Instruction:
Word for word, print each line of the listing below; pictures stay out.

===== The data

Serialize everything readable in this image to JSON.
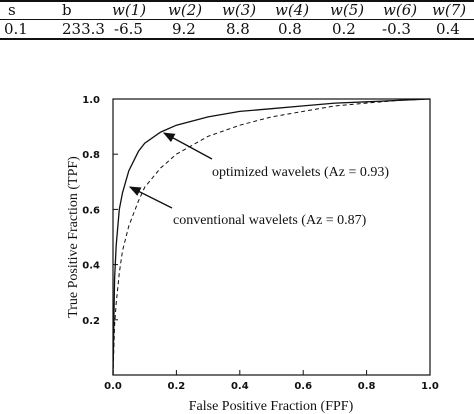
{
  "table": {
    "headers": [
      "s",
      "b",
      "w(1)",
      "w(2)",
      "w(3)",
      "w(4)",
      "w(5)",
      "w(6)",
      "w(7)"
    ],
    "values": [
      "0.1",
      "233.3",
      "-6.5",
      "9.2",
      "8.8",
      "0.8",
      "0.2",
      "-0.3",
      "0.4"
    ]
  },
  "chart_data": {
    "type": "line",
    "xlabel": "False Positive Fraction (FPF)",
    "ylabel": "True Positive Fraction (TPF)",
    "xlim": [
      0.0,
      1.0
    ],
    "ylim": [
      0.0,
      1.0
    ],
    "xticks": [
      "0.0",
      "0.2",
      "0.4",
      "0.6",
      "0.8",
      "1.0"
    ],
    "yticks": [
      "0.2",
      "0.4",
      "0.6",
      "0.8",
      "1.0"
    ],
    "grid": false,
    "series": [
      {
        "name": "optimized wavelets (Az = 0.93)",
        "style": "solid",
        "color": "#111111",
        "x": [
          0.0,
          0.005,
          0.01,
          0.02,
          0.03,
          0.05,
          0.08,
          0.1,
          0.15,
          0.2,
          0.3,
          0.4,
          0.5,
          0.6,
          0.7,
          0.8,
          0.9,
          1.0
        ],
        "y": [
          0.0,
          0.35,
          0.47,
          0.6,
          0.66,
          0.74,
          0.81,
          0.84,
          0.88,
          0.905,
          0.935,
          0.955,
          0.965,
          0.975,
          0.985,
          0.99,
          0.995,
          1.0
        ]
      },
      {
        "name": "conventional wavelets (Az = 0.87)",
        "style": "dashed",
        "color": "#111111",
        "x": [
          0.0,
          0.005,
          0.01,
          0.02,
          0.03,
          0.05,
          0.08,
          0.1,
          0.15,
          0.2,
          0.3,
          0.4,
          0.5,
          0.6,
          0.7,
          0.8,
          0.9,
          1.0
        ],
        "y": [
          0.0,
          0.18,
          0.26,
          0.37,
          0.45,
          0.54,
          0.63,
          0.68,
          0.75,
          0.8,
          0.865,
          0.905,
          0.935,
          0.955,
          0.975,
          0.985,
          0.995,
          1.0
        ]
      }
    ],
    "annotations": [
      {
        "text": "optimized wavelets (Az = 0.93)",
        "arrow_to": [
          0.16,
          0.88
        ]
      },
      {
        "text": "conventional wavelets (Az = 0.87)",
        "arrow_to": [
          0.08,
          0.61
        ]
      }
    ]
  }
}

==========

Solved problem:
Serialize everything readable in this image to JSON.
{
  "table": {
    "headers": [
      "s",
      "b",
      "w(1)",
      "w(2)",
      "w(3)",
      "w(4)",
      "w(5)",
      "w(6)",
      "w(7)"
    ],
    "values": [
      "0.1",
      "233.3",
      "-6.5",
      "9.2",
      "8.8",
      "0.8",
      "0.2",
      "-0.3",
      "0.4"
    ]
  },
  "chart_data": {
    "type": "line",
    "xlabel": "False Positive Fraction (FPF)",
    "ylabel": "True Positive Fraction (TPF)",
    "xlim": [
      0.0,
      1.0
    ],
    "ylim": [
      0.0,
      1.0
    ],
    "xticks": [
      "0.0",
      "0.2",
      "0.4",
      "0.6",
      "0.8",
      "1.0"
    ],
    "yticks": [
      "0.2",
      "0.4",
      "0.6",
      "0.8",
      "1.0"
    ],
    "grid": false,
    "series": [
      {
        "name": "optimized wavelets (Az = 0.93)",
        "style": "solid",
        "color": "#111111",
        "x": [
          0.0,
          0.005,
          0.01,
          0.02,
          0.03,
          0.05,
          0.08,
          0.1,
          0.15,
          0.2,
          0.3,
          0.4,
          0.5,
          0.6,
          0.7,
          0.8,
          0.9,
          1.0
        ],
        "y": [
          0.0,
          0.35,
          0.47,
          0.6,
          0.66,
          0.74,
          0.81,
          0.84,
          0.88,
          0.905,
          0.935,
          0.955,
          0.965,
          0.975,
          0.985,
          0.99,
          0.995,
          1.0
        ]
      },
      {
        "name": "conventional wavelets (Az = 0.87)",
        "style": "dashed",
        "color": "#111111",
        "x": [
          0.0,
          0.005,
          0.01,
          0.02,
          0.03,
          0.05,
          0.08,
          0.1,
          0.15,
          0.2,
          0.3,
          0.4,
          0.5,
          0.6,
          0.7,
          0.8,
          0.9,
          1.0
        ],
        "y": [
          0.0,
          0.18,
          0.26,
          0.37,
          0.45,
          0.54,
          0.63,
          0.68,
          0.75,
          0.8,
          0.865,
          0.905,
          0.935,
          0.955,
          0.975,
          0.985,
          0.995,
          1.0
        ]
      }
    ],
    "annotations": [
      {
        "text": "optimized wavelets (Az = 0.93)",
        "arrow_to": [
          0.16,
          0.88
        ]
      },
      {
        "text": "conventional wavelets (Az = 0.87)",
        "arrow_to": [
          0.08,
          0.61
        ]
      }
    ]
  }
}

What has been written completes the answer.